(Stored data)
Start of Block

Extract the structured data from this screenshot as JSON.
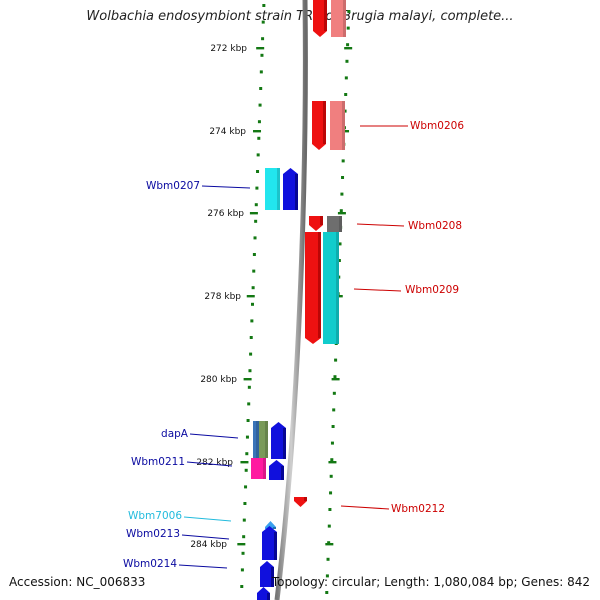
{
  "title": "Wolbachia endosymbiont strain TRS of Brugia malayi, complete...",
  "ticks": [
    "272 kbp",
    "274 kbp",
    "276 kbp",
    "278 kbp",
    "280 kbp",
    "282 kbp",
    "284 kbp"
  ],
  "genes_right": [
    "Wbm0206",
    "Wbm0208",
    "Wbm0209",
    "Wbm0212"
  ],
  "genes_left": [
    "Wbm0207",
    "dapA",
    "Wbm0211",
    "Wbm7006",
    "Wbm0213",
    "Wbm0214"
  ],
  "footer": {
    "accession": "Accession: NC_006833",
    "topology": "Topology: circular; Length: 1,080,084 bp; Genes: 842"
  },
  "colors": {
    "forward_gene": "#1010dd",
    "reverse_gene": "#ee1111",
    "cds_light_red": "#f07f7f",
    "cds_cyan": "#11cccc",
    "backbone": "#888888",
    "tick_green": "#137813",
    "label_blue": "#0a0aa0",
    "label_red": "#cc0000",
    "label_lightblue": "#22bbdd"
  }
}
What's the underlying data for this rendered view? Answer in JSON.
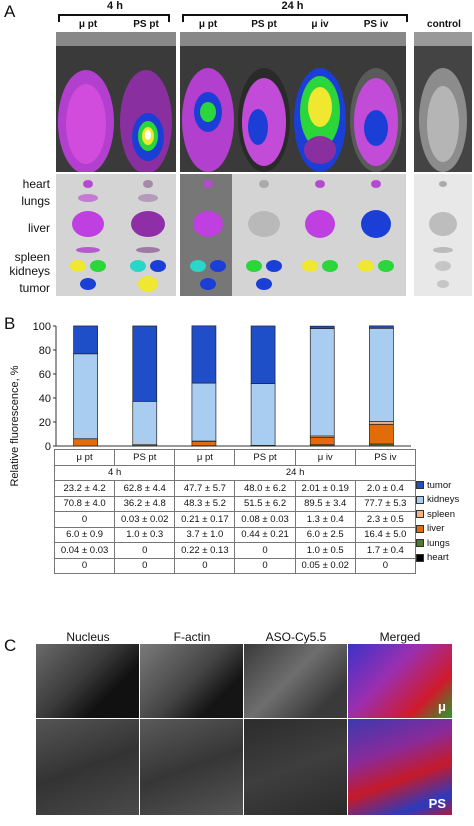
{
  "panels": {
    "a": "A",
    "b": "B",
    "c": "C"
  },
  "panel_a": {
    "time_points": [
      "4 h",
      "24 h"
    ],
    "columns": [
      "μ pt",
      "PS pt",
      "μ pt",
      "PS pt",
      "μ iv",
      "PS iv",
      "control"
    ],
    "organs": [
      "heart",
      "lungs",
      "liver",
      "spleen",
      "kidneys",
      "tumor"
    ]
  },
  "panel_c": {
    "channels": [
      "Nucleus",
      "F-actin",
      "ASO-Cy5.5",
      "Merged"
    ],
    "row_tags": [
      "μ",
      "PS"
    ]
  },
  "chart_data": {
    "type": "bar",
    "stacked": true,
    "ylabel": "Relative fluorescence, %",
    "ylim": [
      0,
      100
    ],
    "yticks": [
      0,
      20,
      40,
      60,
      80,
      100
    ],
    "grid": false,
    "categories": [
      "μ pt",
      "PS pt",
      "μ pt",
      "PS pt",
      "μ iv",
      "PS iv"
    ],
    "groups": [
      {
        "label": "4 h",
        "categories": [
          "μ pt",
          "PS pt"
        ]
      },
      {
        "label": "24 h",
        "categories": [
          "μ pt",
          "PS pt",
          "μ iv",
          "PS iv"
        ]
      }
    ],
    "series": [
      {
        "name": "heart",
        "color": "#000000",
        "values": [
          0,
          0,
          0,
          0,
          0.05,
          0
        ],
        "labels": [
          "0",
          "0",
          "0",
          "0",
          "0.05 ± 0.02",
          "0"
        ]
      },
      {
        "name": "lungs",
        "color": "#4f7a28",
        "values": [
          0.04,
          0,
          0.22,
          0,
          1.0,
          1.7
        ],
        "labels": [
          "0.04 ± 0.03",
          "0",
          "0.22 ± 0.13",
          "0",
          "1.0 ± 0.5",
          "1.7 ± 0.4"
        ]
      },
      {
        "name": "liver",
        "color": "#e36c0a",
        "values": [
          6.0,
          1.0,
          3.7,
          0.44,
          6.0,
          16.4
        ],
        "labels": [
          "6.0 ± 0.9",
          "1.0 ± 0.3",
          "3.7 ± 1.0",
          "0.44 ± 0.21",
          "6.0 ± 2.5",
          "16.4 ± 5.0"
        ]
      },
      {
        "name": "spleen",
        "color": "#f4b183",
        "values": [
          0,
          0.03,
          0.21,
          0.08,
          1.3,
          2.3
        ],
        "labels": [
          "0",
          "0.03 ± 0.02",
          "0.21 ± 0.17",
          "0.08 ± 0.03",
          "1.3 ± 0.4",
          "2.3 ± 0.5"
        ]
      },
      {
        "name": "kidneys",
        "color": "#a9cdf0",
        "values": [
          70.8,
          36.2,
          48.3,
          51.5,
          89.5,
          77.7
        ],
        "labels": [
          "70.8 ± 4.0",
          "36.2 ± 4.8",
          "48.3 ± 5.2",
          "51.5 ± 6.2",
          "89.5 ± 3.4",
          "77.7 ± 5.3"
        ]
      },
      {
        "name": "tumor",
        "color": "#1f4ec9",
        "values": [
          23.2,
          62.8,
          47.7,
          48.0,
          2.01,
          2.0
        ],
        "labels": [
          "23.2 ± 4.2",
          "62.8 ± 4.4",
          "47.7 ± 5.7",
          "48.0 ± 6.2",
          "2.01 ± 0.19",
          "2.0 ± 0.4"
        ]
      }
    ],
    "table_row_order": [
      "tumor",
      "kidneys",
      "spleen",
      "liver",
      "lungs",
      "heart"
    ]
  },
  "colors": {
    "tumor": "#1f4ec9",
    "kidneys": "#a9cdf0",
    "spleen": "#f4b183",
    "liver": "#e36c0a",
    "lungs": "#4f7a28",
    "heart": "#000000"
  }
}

End of Block

Work to complete: Without including any images, output the data exactly as given.

Written response:
Extract the structured data from this screenshot as JSON.
{
  "title": "Wolbachia endosymbiont strain TRS of Brugia malayi, complete...",
  "ticks": [
    "272 kbp",
    "274 kbp",
    "276 kbp",
    "278 kbp",
    "280 kbp",
    "282 kbp",
    "284 kbp"
  ],
  "genes_right": [
    "Wbm0206",
    "Wbm0208",
    "Wbm0209",
    "Wbm0212"
  ],
  "genes_left": [
    "Wbm0207",
    "dapA",
    "Wbm0211",
    "Wbm7006",
    "Wbm0213",
    "Wbm0214"
  ],
  "footer": {
    "accession": "Accession: NC_006833",
    "topology": "Topology: circular; Length: 1,080,084 bp; Genes: 842"
  },
  "colors": {
    "forward_gene": "#1010dd",
    "reverse_gene": "#ee1111",
    "cds_light_red": "#f07f7f",
    "cds_cyan": "#11cccc",
    "backbone": "#888888",
    "tick_green": "#137813",
    "label_blue": "#0a0aa0",
    "label_red": "#cc0000",
    "label_lightblue": "#22bbdd"
  }
}
What's the underlying data for this rendered view? Answer in JSON.
{
  "panels": {
    "a": "A",
    "b": "B",
    "c": "C"
  },
  "panel_a": {
    "time_points": [
      "4 h",
      "24 h"
    ],
    "columns": [
      "μ pt",
      "PS pt",
      "μ pt",
      "PS pt",
      "μ iv",
      "PS iv",
      "control"
    ],
    "organs": [
      "heart",
      "lungs",
      "liver",
      "spleen",
      "kidneys",
      "tumor"
    ]
  },
  "panel_c": {
    "channels": [
      "Nucleus",
      "F-actin",
      "ASO-Cy5.5",
      "Merged"
    ],
    "row_tags": [
      "μ",
      "PS"
    ]
  },
  "chart_data": {
    "type": "bar",
    "stacked": true,
    "ylabel": "Relative fluorescence, %",
    "ylim": [
      0,
      100
    ],
    "yticks": [
      0,
      20,
      40,
      60,
      80,
      100
    ],
    "grid": false,
    "categories": [
      "μ pt",
      "PS pt",
      "μ pt",
      "PS pt",
      "μ iv",
      "PS iv"
    ],
    "groups": [
      {
        "label": "4 h",
        "categories": [
          "μ pt",
          "PS pt"
        ]
      },
      {
        "label": "24 h",
        "categories": [
          "μ pt",
          "PS pt",
          "μ iv",
          "PS iv"
        ]
      }
    ],
    "series": [
      {
        "name": "heart",
        "color": "#000000",
        "values": [
          0,
          0,
          0,
          0,
          0.05,
          0
        ],
        "labels": [
          "0",
          "0",
          "0",
          "0",
          "0.05 ± 0.02",
          "0"
        ]
      },
      {
        "name": "lungs",
        "color": "#4f7a28",
        "values": [
          0.04,
          0,
          0.22,
          0,
          1.0,
          1.7
        ],
        "labels": [
          "0.04 ± 0.03",
          "0",
          "0.22 ± 0.13",
          "0",
          "1.0 ± 0.5",
          "1.7 ± 0.4"
        ]
      },
      {
        "name": "liver",
        "color": "#e36c0a",
        "values": [
          6.0,
          1.0,
          3.7,
          0.44,
          6.0,
          16.4
        ],
        "labels": [
          "6.0 ± 0.9",
          "1.0 ± 0.3",
          "3.7 ± 1.0",
          "0.44 ± 0.21",
          "6.0 ± 2.5",
          "16.4 ± 5.0"
        ]
      },
      {
        "name": "spleen",
        "color": "#f4b183",
        "values": [
          0,
          0.03,
          0.21,
          0.08,
          1.3,
          2.3
        ],
        "labels": [
          "0",
          "0.03 ± 0.02",
          "0.21 ± 0.17",
          "0.08 ± 0.03",
          "1.3 ± 0.4",
          "2.3 ± 0.5"
        ]
      },
      {
        "name": "kidneys",
        "color": "#a9cdf0",
        "values": [
          70.8,
          36.2,
          48.3,
          51.5,
          89.5,
          77.7
        ],
        "labels": [
          "70.8 ± 4.0",
          "36.2 ± 4.8",
          "48.3 ± 5.2",
          "51.5 ± 6.2",
          "89.5 ± 3.4",
          "77.7 ± 5.3"
        ]
      },
      {
        "name": "tumor",
        "color": "#1f4ec9",
        "values": [
          23.2,
          62.8,
          47.7,
          48.0,
          2.01,
          2.0
        ],
        "labels": [
          "23.2 ± 4.2",
          "62.8 ± 4.4",
          "47.7 ± 5.7",
          "48.0 ± 6.2",
          "2.01 ± 0.19",
          "2.0 ± 0.4"
        ]
      }
    ],
    "table_row_order": [
      "tumor",
      "kidneys",
      "spleen",
      "liver",
      "lungs",
      "heart"
    ]
  },
  "colors": {
    "tumor": "#1f4ec9",
    "kidneys": "#a9cdf0",
    "spleen": "#f4b183",
    "liver": "#e36c0a",
    "lungs": "#4f7a28",
    "heart": "#000000"
  }
}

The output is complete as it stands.